_Problem to solve:_ Make an exact copy of the records, dropping all pictures.

Records about charts and figures:
[Start]

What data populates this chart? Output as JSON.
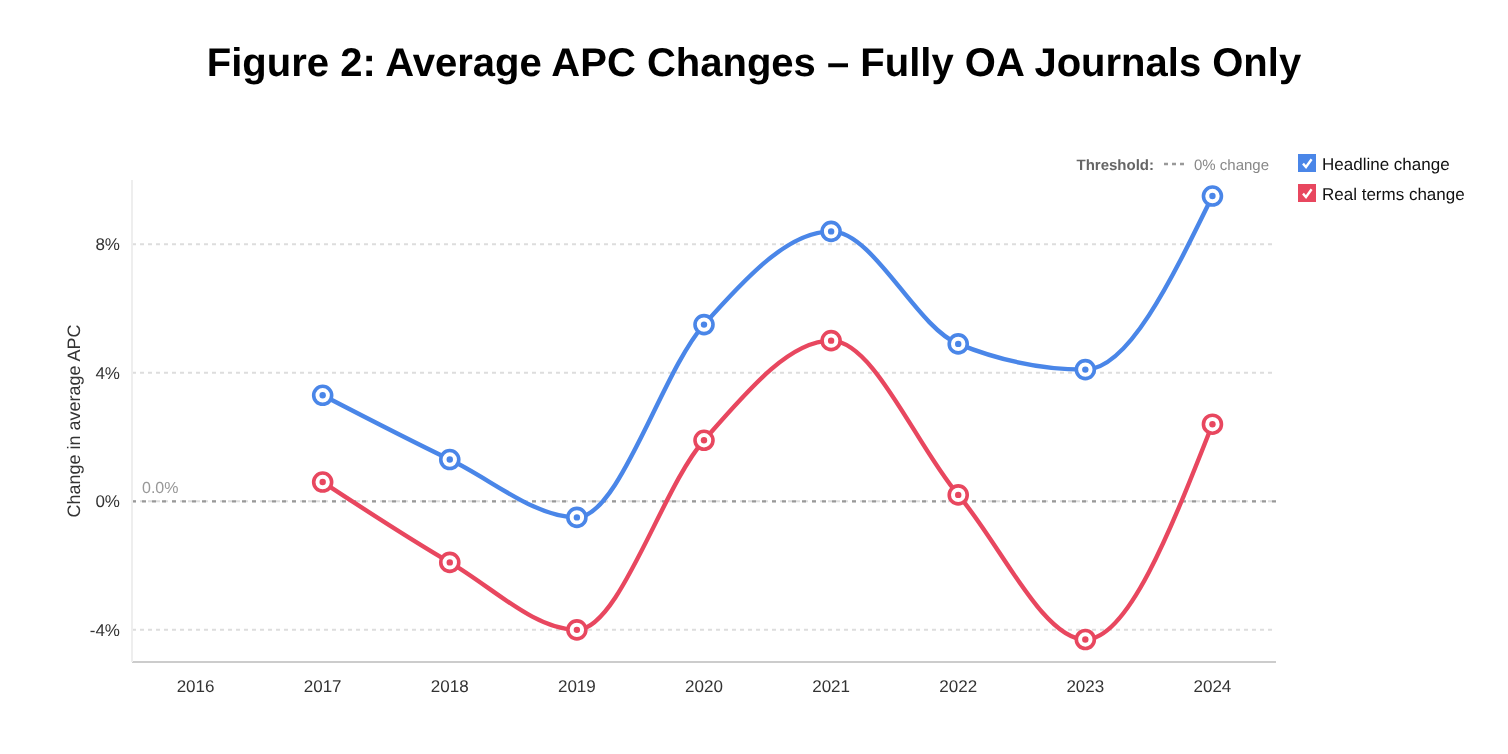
{
  "chart_data": {
    "type": "line",
    "title": "Figure 2: Average APC Changes – Fully OA Journals Only",
    "ylabel": "Change in average APC",
    "categories": [
      "2016",
      "2017",
      "2018",
      "2019",
      "2020",
      "2021",
      "2022",
      "2023",
      "2024"
    ],
    "series": [
      {
        "name": "Headline change",
        "color": "#4a86e8",
        "values": [
          null,
          3.3,
          1.3,
          -0.5,
          5.5,
          8.4,
          4.9,
          4.1,
          9.5
        ]
      },
      {
        "name": "Real terms change",
        "color": "#e8475f",
        "values": [
          null,
          0.6,
          -1.9,
          -4.0,
          1.9,
          5.0,
          0.2,
          -4.3,
          2.4
        ]
      }
    ],
    "ylim": [
      -5,
      10
    ],
    "yticks": [
      {
        "value": -4,
        "label": "-4%"
      },
      {
        "value": 0,
        "label": "0%"
      },
      {
        "value": 4,
        "label": "4%"
      },
      {
        "value": 8,
        "label": "8%"
      }
    ],
    "grid": "y",
    "legend": "top right",
    "marker": "circle",
    "line_style": "solid",
    "ref_lines": [
      {
        "axis": "y",
        "value": 0,
        "label": "0.0%",
        "color": "#999999",
        "line_style": "dotted"
      }
    ],
    "annotations": [
      "Threshold:",
      "0% change"
    ]
  }
}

[End]

_Response to this exercise:_
What data populates this chart? Output as JSON.
{
  "chart_data": {
    "type": "line",
    "title": "Figure 2: Average APC Changes – Fully OA Journals Only",
    "ylabel": "Change in average APC",
    "categories": [
      "2016",
      "2017",
      "2018",
      "2019",
      "2020",
      "2021",
      "2022",
      "2023",
      "2024"
    ],
    "series": [
      {
        "name": "Headline change",
        "color": "#4a86e8",
        "values": [
          null,
          3.3,
          1.3,
          -0.5,
          5.5,
          8.4,
          4.9,
          4.1,
          9.5
        ]
      },
      {
        "name": "Real terms change",
        "color": "#e8475f",
        "values": [
          null,
          0.6,
          -1.9,
          -4.0,
          1.9,
          5.0,
          0.2,
          -4.3,
          2.4
        ]
      }
    ],
    "ylim": [
      -5,
      10
    ],
    "yticks": [
      {
        "value": -4,
        "label": "-4%"
      },
      {
        "value": 0,
        "label": "0%"
      },
      {
        "value": 4,
        "label": "4%"
      },
      {
        "value": 8,
        "label": "8%"
      }
    ],
    "grid": "y",
    "legend": "top right",
    "marker": "circle",
    "line_style": "solid",
    "ref_lines": [
      {
        "axis": "y",
        "value": 0,
        "label": "0.0%",
        "color": "#999999",
        "line_style": "dotted"
      }
    ],
    "annotations": [
      "Threshold:",
      "0% change"
    ]
  }
}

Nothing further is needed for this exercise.